- **Exercise goal**:
Examine the entries and show every line in which the word "free" is found.

Data excerpts Block Start

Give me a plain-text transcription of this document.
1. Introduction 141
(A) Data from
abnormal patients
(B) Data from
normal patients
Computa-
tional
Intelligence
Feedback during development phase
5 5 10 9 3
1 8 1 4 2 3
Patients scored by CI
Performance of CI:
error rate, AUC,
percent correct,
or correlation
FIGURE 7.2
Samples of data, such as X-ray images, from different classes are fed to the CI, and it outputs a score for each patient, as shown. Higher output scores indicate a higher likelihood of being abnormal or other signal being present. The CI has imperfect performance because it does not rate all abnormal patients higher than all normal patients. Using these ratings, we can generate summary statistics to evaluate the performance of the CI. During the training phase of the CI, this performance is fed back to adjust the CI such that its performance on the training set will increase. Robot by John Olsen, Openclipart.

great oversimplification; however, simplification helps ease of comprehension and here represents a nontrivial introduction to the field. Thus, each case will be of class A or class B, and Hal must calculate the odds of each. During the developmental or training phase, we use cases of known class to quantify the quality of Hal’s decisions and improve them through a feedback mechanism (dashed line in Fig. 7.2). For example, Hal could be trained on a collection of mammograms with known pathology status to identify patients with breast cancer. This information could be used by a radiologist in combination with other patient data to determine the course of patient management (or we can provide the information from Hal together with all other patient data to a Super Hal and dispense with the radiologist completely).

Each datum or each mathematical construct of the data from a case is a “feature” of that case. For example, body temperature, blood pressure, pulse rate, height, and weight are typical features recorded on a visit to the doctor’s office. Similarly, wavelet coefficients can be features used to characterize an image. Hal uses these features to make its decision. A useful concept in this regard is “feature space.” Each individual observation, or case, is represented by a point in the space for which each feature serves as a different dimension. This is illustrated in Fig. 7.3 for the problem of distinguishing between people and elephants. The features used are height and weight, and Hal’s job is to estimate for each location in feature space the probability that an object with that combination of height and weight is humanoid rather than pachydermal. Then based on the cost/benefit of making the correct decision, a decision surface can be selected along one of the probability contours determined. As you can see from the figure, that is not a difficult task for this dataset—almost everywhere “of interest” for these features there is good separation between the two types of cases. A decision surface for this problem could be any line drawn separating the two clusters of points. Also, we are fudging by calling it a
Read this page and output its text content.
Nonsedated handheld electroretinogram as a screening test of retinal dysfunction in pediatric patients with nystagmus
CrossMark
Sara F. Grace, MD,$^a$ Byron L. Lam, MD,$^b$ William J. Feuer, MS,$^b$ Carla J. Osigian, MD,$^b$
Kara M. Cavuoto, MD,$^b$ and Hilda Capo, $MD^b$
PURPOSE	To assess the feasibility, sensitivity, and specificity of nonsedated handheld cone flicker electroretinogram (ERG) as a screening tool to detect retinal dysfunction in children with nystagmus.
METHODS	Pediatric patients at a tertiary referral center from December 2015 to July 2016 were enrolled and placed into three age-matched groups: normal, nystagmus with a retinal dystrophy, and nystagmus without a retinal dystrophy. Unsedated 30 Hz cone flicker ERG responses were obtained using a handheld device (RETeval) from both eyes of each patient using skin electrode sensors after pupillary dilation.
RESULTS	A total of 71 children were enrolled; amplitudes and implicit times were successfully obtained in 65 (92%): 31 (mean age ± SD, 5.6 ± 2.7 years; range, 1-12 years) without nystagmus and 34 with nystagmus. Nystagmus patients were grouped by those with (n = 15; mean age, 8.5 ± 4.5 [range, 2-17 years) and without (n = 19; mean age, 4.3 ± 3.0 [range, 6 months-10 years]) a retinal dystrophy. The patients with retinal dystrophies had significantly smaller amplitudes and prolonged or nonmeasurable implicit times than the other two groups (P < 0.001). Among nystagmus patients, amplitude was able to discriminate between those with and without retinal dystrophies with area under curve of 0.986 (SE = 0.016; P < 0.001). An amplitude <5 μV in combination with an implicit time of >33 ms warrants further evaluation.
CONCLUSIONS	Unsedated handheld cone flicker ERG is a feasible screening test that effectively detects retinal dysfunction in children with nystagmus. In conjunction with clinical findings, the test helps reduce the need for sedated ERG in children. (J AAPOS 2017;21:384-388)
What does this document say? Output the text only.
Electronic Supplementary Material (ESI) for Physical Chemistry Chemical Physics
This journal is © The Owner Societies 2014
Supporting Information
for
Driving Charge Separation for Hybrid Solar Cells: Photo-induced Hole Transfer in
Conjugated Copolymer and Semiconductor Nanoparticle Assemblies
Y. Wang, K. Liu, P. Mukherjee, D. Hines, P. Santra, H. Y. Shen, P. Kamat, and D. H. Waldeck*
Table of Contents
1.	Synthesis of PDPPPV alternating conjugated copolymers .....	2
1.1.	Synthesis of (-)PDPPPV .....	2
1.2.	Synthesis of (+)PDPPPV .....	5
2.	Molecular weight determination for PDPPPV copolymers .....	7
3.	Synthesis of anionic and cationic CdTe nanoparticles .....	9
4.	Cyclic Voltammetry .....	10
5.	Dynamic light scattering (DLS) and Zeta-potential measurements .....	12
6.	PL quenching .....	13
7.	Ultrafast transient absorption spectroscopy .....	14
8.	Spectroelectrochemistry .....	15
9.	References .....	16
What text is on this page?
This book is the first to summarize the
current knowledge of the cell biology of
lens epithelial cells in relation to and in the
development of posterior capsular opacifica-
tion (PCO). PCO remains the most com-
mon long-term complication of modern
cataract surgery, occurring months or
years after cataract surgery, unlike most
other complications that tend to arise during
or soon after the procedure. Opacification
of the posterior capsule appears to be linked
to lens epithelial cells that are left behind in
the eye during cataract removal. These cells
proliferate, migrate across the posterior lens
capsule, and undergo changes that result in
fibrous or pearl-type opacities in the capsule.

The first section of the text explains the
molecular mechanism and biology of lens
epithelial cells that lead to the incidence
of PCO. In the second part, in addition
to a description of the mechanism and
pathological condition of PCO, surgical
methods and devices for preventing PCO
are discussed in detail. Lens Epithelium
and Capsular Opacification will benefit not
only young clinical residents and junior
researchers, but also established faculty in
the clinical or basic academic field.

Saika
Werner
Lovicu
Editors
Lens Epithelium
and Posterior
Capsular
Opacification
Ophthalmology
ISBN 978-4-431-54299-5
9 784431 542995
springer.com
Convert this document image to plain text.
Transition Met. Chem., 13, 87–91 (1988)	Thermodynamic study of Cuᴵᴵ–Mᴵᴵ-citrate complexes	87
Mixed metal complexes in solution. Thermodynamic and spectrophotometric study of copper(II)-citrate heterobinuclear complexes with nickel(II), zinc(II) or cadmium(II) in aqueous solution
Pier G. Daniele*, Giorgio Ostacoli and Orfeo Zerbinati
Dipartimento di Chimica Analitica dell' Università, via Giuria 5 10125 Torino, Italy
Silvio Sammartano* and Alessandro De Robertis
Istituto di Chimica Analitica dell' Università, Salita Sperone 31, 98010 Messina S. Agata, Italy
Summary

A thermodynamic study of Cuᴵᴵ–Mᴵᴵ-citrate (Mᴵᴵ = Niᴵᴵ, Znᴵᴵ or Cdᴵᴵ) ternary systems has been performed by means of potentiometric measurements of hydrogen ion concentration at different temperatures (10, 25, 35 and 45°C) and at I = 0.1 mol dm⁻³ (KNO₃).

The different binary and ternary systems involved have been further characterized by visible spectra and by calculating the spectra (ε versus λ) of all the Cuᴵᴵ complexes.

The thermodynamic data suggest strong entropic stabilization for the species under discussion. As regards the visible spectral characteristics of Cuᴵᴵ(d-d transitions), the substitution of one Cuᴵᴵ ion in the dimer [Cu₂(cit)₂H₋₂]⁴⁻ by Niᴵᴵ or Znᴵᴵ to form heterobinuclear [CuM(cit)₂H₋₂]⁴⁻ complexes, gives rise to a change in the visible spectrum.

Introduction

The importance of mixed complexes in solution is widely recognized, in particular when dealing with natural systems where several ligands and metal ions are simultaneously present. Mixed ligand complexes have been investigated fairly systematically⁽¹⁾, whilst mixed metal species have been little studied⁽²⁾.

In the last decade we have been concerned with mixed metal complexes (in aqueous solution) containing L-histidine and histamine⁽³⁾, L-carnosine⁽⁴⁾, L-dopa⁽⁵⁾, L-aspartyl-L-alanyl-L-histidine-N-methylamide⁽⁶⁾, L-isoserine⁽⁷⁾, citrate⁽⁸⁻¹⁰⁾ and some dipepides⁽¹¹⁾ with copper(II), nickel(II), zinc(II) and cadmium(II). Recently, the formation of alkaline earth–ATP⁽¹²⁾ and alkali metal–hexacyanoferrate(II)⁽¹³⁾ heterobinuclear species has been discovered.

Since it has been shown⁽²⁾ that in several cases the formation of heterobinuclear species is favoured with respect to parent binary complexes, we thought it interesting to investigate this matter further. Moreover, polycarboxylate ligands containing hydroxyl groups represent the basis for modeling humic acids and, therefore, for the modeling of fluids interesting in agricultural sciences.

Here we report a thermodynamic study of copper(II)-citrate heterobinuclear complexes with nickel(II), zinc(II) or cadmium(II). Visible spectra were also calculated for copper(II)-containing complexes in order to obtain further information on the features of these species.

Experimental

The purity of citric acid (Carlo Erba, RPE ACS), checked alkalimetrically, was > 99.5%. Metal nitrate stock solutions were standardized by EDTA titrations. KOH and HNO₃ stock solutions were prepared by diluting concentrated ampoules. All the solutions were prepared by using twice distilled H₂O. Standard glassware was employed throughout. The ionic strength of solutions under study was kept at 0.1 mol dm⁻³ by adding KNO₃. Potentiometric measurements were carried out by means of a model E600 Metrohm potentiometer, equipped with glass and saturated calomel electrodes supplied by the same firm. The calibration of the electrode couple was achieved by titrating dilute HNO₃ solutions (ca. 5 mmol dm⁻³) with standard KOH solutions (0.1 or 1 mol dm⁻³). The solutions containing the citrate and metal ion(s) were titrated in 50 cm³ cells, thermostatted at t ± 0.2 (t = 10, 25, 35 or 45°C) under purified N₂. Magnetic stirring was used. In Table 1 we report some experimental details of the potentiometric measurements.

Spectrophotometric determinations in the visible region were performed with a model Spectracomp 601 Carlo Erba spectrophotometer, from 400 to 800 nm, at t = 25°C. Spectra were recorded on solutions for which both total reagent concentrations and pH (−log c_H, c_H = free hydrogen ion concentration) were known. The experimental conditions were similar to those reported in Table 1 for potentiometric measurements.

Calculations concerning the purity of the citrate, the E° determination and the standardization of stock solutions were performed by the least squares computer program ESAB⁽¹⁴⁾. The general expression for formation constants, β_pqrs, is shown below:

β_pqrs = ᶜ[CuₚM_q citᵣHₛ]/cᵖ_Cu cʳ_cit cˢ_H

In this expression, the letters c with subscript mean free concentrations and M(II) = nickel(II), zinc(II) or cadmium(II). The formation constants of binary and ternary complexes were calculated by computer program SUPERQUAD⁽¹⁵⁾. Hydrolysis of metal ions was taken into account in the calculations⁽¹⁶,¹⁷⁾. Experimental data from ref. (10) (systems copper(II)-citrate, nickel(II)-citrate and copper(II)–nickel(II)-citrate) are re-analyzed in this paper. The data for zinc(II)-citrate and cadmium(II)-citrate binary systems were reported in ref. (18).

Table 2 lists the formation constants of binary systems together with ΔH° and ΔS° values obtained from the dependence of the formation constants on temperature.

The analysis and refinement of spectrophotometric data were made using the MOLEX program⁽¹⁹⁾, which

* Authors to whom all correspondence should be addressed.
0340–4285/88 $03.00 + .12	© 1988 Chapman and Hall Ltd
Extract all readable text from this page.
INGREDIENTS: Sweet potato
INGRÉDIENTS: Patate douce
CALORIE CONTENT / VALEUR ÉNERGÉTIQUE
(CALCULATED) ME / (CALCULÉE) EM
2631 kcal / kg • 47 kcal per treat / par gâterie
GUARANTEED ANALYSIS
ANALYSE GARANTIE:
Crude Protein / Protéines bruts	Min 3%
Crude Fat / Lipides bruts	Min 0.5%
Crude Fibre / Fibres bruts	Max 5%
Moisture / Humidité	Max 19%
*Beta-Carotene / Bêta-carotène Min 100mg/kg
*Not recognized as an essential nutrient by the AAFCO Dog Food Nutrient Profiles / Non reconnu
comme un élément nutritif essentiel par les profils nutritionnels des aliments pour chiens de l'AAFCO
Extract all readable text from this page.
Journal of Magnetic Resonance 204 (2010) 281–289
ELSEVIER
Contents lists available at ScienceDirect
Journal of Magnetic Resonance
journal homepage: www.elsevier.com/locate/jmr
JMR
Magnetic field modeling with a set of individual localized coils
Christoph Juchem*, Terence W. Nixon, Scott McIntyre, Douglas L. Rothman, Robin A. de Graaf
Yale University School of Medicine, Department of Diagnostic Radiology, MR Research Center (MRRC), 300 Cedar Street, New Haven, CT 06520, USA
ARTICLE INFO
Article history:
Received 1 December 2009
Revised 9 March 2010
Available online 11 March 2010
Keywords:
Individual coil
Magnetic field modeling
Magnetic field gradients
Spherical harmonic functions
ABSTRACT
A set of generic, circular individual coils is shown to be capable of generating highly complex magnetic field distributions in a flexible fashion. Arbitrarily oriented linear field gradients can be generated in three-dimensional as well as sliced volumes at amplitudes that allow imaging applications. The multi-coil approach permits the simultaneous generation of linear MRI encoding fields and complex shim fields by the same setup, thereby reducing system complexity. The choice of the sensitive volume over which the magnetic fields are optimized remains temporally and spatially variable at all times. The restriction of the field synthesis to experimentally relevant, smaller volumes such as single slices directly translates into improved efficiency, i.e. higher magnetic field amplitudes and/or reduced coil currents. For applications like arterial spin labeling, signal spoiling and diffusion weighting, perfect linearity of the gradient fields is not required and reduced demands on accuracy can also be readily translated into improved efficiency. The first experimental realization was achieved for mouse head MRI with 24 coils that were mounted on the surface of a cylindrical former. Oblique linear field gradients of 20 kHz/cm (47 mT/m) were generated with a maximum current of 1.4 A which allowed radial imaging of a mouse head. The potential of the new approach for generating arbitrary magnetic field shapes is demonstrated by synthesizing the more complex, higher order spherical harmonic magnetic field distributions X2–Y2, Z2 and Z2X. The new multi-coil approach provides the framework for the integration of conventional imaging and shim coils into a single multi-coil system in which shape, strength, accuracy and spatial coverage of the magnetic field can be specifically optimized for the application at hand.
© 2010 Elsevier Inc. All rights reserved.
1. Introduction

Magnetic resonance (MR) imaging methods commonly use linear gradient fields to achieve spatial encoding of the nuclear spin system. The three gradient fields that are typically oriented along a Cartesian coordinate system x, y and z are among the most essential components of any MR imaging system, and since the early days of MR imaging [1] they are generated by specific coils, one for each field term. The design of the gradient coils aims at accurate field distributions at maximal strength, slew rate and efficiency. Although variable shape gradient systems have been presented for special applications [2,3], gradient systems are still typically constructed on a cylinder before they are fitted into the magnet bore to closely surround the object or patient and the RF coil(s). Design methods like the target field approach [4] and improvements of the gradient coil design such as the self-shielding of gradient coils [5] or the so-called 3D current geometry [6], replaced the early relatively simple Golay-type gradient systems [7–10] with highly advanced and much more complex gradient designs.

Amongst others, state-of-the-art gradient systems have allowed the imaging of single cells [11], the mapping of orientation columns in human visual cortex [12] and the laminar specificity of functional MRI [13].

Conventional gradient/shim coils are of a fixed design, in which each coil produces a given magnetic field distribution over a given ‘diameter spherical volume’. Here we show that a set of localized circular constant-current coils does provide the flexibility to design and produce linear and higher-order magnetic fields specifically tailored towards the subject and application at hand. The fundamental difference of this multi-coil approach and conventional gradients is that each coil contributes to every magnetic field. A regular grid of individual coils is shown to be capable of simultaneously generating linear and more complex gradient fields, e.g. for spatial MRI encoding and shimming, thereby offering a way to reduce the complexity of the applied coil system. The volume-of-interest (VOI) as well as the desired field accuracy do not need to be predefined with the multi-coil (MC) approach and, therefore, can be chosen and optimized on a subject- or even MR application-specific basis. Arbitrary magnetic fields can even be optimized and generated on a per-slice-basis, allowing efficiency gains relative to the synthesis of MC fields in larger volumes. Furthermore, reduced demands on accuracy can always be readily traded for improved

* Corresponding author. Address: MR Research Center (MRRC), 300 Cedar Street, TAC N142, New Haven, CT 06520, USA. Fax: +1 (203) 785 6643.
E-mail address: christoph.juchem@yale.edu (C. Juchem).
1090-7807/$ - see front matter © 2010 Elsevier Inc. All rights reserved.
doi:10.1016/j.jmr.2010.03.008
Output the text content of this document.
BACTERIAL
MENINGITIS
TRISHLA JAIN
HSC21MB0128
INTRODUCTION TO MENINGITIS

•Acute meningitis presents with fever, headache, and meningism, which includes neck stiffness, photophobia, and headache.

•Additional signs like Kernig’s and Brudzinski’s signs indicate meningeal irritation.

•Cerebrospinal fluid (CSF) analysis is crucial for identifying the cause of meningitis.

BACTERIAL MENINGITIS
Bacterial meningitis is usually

Data excerpts Block End

- **Response box**:
Spectrophotometric determinations in the visible region were performed with a model Spectracomp 601 Carlo Erba spectrophotometer, from 400 to 800 nm, at t = 25°C. Spectra were recorded on solutions for which both total reagent concentrations and pH (−log c_H, c_H = free hydrogen ion concentration) were known. The experimental conditions were similar to those reported in Table 1 for potentiometric measurements.
In this expression, the letters c with subscript mean free concentrations and M(II) = nickel(II), zinc(II) or cadmium(II). The formation constants of binary and ternary complexes were calculated by computer program SUPERQUAD⁽¹⁵⁾. Hydrolysis of metal ions was taken into account in the calculations⁽¹⁶,¹⁷⁾. Experimental data from ref. (10) (systems copper(II)-citrate, nickel(II)-citrate and copper(II)–nickel(II)-citrate) are re-analyzed in this paper. The data for zinc(II)-citrate and cadmium(II)-citrate binary systems were reported in ref. (18).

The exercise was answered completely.